#### SOURCE EXTRACT:

Jeffrey McNeill*
The government’s Fast-track Approvals Bill has been widely criticised for potentially handing too much power to three cabinet ministers, and raising the risk of conflicts of interest and political interference in environmental management.
Ironically, the bill also helps demonstrate why the original Resource Management Act (RMA) was always doomed to fail – and what its replacement will have to get right.
The RMA has long been blamed for high compliance costs and red tape that delay mining, infrastructure and housing developments, and which make farming harder and less viable. Much of which is true.
But five major reviews of the RMA over the past 33 years have found the legislation itself was fundamentally sound – it has been its implementation that was flawed.
The previous Labour government sought to address these problems by replacing the RMA with the Natural and Built Environments Act. But the current government repealed this, and has reinstated the RMA while it conducts its own resource management reform.
But if the RMA’s main flaw was in its implementation, rather than its substance, what are the prospects for any replacement law?
Frog or coal?
The Fast-track Approvals Bill would give a troika of pro-development cabinet ministers the ability to decide what projects are put on the fast-track path.
The environmental impacts of approved projects may then be considered by technical advisory panels. The panels can recommend projects be declined, but the ministers can override those findings.
Many select committee submissions object to this politicisation of environmental resource management. But such objections also expose the intrinsic problem of the Resource Management Act in the first place: its failure to account for the reality that natural resource management is always political.
This should not be surprising – after all, politics is about who gets what, when and how. In short, and to paraphrase Resource Minister Shane Jones, does Freddy Frog get to keep his pond or does the mining company get to drain it for the coal underneath?
More widely, is economic growth supported more by an appeal to nature-based tourism (supported by the existence of Freddy’s pond) or from mining the coal? The answer is political: frog or coal?
Depoliticising resource management
The designers of the RMA sought to depoliticise such decisions. District and regional planning was required to follow a textbook policy analysis procedure sought by Treasury. This technocratic requirement was specifically intended to prevent political interference.
Decision makers also had to consider the environmental effects of proposed resource-use activities, underlining the importance of scientific knowledge. Plans and resource consent decisions can all be appealed to the Environment Court, adding another technocratic layer.
Also, local governments sought to avoid legal appeals and associated costs by appointing independent commissioners, rather than councillors, to decide resource consent applications.

#### CHALLENGES:
A: Could you update the article on the Fast-track Approvals Bill from "The previous Labour" up to and including "override those findings.", using "expert review panels" in place of "technical advisory panels"?
B: How would this sentence from the article on the Fast-track Approvals Bill read in Spanish: "But if the RMA’s main flaw was in its implementation, rather than its substance, what are the prospects for any replacement law?"
The lines after this are separate material with no connection to the article on the Fast-track Approvals Bill.

#### DATASET EXCERPT:
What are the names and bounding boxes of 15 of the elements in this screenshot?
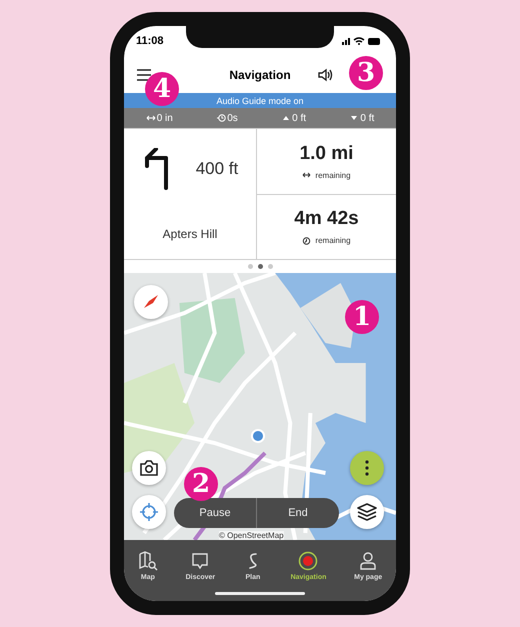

#### SOLUTIONS PER TASK:
A:
The previous Labour government sought to address these problems by replacing the RMA with the Natural and Built Environments Act. But the current government repealed this, and has reinstated the RMA while it conducts its own resource management reform.
But if the RMA’s main flaw was in its implementation, rather than its substance, what are the prospects for any replacement law?
Frog or coal?
The Fast-track Approvals Bill would give a troika of pro-development cabinet ministers the ability to decide what projects are put on the fast-track path.
The environmental impacts of approved projects may then be considered by expert review panels. The panels can recommend projects be declined, but the ministers can override those findings.

B: Pero si el principal defecto de la RMA estaba en su aplicación, más que en su contenido, ¿qué perspectivas tiene cualquier ley que la sustituya?